(Supplied material):

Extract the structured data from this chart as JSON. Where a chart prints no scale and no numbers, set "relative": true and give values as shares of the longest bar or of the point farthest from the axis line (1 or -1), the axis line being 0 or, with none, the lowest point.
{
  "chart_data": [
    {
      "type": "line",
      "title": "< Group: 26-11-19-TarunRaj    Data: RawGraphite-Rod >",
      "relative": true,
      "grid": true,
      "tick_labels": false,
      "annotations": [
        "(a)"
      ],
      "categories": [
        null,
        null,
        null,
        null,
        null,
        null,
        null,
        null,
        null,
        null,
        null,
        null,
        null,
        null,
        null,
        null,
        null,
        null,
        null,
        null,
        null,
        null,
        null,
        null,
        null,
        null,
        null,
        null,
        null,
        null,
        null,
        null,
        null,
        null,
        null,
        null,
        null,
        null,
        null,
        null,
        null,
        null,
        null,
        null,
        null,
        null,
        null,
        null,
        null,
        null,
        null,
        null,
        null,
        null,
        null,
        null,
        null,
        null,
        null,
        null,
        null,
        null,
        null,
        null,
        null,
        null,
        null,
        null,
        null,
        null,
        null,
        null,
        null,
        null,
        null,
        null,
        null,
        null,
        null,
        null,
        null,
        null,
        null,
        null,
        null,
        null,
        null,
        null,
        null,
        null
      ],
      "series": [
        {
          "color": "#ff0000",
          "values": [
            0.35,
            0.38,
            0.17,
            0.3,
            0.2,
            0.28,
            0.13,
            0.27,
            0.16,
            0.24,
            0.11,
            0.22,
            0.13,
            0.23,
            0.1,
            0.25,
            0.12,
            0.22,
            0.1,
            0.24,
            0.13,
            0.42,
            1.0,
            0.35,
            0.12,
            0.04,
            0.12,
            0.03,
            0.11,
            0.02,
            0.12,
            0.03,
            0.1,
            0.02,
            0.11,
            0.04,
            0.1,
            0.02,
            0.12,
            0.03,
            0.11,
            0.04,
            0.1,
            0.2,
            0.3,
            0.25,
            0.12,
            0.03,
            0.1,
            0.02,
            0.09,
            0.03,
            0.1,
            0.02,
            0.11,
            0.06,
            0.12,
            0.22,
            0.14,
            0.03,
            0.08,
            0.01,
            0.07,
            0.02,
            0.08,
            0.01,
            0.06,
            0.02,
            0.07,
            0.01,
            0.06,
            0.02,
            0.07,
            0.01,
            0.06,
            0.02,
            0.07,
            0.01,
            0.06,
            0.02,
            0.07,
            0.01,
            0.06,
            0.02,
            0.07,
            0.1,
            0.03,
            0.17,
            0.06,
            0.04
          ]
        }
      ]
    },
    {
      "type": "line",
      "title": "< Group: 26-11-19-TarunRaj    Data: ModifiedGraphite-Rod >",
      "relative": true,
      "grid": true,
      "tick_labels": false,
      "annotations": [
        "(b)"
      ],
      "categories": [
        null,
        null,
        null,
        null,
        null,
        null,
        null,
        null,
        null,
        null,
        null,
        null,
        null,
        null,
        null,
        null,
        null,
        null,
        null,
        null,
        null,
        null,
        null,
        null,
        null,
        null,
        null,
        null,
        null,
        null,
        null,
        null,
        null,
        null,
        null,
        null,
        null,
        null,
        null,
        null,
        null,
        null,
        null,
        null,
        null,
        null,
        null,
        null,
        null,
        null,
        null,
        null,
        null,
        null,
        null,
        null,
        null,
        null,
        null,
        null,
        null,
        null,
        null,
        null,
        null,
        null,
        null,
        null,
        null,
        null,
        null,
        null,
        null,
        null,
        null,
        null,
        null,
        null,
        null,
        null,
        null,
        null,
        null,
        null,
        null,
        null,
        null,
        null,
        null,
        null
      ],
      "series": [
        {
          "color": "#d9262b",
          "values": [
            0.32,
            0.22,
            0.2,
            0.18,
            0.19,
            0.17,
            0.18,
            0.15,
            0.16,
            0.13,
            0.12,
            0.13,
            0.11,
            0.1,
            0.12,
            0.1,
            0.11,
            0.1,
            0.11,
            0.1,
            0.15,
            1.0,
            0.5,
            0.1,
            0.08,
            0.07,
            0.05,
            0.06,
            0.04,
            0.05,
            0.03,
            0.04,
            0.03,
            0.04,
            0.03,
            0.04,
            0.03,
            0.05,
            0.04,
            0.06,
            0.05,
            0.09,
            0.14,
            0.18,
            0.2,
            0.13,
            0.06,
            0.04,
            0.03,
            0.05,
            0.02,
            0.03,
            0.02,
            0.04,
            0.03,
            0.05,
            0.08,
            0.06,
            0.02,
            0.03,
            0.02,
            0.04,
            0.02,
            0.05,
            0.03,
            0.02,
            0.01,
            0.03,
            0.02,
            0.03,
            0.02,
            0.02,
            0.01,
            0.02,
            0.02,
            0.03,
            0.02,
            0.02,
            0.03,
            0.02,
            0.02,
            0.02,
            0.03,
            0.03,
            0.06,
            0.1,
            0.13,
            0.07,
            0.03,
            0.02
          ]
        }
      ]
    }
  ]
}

---

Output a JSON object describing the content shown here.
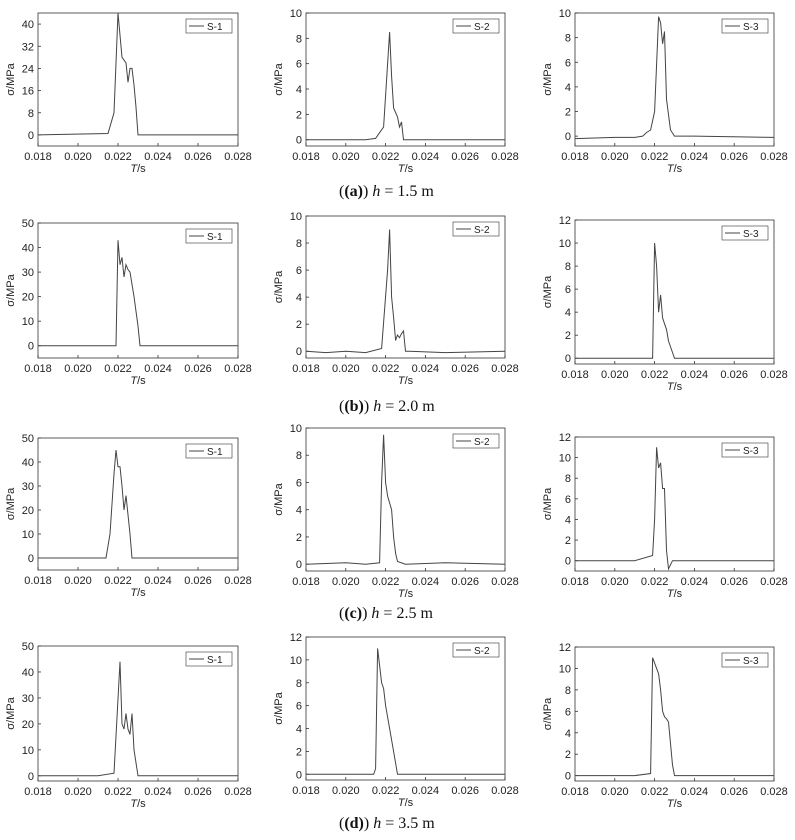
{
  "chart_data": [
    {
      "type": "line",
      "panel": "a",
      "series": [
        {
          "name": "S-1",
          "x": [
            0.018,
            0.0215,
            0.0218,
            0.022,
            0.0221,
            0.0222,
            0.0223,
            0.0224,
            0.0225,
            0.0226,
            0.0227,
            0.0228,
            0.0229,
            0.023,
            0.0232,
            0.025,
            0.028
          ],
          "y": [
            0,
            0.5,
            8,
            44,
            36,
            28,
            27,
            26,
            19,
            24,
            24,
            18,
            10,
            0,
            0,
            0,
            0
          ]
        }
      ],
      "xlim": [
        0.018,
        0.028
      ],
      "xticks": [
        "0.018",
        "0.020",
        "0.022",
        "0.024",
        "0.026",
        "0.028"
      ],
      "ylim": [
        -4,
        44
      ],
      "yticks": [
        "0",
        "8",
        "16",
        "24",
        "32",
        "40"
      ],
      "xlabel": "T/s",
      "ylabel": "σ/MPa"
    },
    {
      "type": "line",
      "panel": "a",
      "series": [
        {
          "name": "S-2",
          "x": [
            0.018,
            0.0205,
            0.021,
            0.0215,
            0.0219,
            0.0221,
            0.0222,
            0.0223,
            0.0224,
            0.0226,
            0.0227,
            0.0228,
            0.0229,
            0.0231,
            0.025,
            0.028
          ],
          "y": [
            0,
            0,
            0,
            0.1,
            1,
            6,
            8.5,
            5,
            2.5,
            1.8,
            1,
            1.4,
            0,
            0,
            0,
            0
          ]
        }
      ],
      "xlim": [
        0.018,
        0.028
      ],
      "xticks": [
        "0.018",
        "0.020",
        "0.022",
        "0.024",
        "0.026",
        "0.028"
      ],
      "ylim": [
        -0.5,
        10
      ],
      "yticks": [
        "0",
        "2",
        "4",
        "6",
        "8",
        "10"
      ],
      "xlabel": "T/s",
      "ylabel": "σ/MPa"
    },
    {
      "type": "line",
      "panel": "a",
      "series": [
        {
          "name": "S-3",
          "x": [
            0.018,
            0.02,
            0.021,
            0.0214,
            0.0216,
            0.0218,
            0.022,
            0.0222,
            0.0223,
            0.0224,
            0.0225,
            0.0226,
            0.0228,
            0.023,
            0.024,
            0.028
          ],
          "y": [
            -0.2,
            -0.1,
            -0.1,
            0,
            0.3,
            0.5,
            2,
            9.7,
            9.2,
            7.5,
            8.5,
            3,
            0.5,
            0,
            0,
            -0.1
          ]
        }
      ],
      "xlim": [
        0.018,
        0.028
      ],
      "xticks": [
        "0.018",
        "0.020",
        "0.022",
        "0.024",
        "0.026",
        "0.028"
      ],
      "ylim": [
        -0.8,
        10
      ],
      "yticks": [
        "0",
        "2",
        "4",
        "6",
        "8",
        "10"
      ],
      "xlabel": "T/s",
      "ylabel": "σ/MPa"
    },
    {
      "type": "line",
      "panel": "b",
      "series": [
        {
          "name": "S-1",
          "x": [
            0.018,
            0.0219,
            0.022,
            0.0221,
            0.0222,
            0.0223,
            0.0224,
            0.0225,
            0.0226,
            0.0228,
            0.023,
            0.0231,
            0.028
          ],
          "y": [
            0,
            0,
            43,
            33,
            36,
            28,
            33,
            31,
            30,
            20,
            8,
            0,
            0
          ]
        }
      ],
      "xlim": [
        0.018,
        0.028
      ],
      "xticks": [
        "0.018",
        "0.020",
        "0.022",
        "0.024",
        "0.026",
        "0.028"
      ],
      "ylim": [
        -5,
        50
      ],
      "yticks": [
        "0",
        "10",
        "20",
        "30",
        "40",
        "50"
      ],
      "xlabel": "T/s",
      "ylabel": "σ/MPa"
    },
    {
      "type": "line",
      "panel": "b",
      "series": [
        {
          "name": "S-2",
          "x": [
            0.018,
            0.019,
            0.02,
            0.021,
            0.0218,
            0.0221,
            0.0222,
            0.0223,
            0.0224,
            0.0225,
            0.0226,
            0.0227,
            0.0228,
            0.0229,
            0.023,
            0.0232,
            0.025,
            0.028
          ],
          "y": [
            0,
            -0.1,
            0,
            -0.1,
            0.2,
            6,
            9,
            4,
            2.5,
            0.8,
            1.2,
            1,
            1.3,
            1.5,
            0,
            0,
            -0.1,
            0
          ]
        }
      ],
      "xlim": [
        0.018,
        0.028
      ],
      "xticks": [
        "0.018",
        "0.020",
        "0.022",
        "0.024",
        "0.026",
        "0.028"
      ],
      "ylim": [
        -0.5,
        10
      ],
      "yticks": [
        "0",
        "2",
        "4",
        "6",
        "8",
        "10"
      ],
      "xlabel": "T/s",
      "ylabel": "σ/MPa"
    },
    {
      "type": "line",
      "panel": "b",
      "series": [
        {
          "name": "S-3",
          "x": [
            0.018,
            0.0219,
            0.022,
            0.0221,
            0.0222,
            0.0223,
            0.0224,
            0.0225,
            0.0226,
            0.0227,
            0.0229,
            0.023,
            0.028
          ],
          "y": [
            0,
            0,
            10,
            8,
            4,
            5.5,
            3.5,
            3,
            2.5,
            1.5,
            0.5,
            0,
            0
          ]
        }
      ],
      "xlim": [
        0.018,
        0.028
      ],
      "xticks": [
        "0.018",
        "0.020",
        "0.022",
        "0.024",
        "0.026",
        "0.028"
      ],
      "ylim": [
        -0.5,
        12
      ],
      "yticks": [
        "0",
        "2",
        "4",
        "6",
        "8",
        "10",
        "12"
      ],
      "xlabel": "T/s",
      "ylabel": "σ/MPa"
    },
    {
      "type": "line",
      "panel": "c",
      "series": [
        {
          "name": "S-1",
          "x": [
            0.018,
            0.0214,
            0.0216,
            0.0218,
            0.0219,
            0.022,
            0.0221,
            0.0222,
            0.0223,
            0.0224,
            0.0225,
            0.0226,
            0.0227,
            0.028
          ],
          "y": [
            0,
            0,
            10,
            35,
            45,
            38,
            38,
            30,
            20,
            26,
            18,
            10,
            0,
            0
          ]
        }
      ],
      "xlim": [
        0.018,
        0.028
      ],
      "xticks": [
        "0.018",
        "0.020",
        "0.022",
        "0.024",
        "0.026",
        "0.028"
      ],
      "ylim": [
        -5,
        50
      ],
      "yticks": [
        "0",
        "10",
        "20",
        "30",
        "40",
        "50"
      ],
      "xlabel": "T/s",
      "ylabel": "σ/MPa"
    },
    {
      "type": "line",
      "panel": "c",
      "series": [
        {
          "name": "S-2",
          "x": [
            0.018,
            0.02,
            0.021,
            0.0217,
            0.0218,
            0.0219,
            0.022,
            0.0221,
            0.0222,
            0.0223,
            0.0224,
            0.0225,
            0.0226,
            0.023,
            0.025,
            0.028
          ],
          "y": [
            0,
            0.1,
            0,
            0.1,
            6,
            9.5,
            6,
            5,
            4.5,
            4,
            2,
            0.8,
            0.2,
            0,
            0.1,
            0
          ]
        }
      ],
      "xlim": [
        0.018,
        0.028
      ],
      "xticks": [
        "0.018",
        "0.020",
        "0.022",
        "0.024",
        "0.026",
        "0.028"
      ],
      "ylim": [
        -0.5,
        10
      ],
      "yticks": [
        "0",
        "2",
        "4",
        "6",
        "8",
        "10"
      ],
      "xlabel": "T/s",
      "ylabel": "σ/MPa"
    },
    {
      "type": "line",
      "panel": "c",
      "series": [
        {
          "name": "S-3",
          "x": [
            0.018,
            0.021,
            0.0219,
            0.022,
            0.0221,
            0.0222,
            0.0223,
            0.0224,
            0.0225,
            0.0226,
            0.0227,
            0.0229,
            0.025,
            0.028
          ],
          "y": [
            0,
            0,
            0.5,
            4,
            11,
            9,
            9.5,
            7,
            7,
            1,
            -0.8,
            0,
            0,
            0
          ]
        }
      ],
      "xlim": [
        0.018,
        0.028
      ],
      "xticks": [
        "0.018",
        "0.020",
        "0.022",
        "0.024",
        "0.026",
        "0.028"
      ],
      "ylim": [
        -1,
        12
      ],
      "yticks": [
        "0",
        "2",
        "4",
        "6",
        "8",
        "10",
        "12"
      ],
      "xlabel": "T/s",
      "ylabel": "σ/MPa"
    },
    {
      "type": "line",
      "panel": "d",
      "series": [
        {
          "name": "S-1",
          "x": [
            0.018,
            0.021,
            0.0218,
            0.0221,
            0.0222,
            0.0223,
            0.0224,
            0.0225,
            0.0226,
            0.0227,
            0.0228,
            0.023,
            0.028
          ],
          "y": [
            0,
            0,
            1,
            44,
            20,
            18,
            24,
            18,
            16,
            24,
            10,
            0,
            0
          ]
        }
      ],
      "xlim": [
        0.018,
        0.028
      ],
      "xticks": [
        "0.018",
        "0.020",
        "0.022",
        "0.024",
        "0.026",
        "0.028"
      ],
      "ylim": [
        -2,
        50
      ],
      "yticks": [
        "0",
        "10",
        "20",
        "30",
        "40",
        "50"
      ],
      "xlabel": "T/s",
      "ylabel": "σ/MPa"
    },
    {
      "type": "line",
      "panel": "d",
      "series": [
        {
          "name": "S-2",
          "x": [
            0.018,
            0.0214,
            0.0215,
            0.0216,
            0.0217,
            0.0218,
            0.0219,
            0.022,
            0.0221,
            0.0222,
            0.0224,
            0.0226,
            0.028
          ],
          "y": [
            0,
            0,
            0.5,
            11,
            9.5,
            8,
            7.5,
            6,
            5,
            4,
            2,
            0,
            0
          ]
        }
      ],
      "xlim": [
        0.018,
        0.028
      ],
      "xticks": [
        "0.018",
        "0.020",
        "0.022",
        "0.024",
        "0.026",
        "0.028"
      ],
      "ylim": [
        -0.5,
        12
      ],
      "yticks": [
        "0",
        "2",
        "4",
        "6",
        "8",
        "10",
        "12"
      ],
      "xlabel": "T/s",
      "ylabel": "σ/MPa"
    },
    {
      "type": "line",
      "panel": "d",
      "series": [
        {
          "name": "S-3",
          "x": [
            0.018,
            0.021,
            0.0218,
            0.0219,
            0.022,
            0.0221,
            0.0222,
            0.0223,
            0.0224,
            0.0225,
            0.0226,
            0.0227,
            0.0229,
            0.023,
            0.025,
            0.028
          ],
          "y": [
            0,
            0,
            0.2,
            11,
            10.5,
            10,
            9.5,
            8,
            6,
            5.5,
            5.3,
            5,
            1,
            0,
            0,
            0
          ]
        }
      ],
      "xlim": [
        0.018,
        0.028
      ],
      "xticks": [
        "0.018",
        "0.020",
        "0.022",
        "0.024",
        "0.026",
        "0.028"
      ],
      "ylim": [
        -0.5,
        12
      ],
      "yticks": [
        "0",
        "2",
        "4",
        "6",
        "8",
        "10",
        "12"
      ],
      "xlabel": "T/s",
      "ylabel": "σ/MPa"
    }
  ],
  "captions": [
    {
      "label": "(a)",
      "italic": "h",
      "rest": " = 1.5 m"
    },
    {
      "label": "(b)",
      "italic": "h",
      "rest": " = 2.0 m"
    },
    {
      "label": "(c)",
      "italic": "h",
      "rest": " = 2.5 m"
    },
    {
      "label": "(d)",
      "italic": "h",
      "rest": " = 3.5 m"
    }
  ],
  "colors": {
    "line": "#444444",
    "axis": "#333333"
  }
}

(Brief): Search the material above for "TarunRaj". Pull out each line where it shows up.

(Expected answer):
      "title": "< Group: 26-11-19-TarunRaj    Data: RawGraphite-Rod >",
      "title": "< Group: 26-11-19-TarunRaj    Data: ModifiedGraphite-Rod >",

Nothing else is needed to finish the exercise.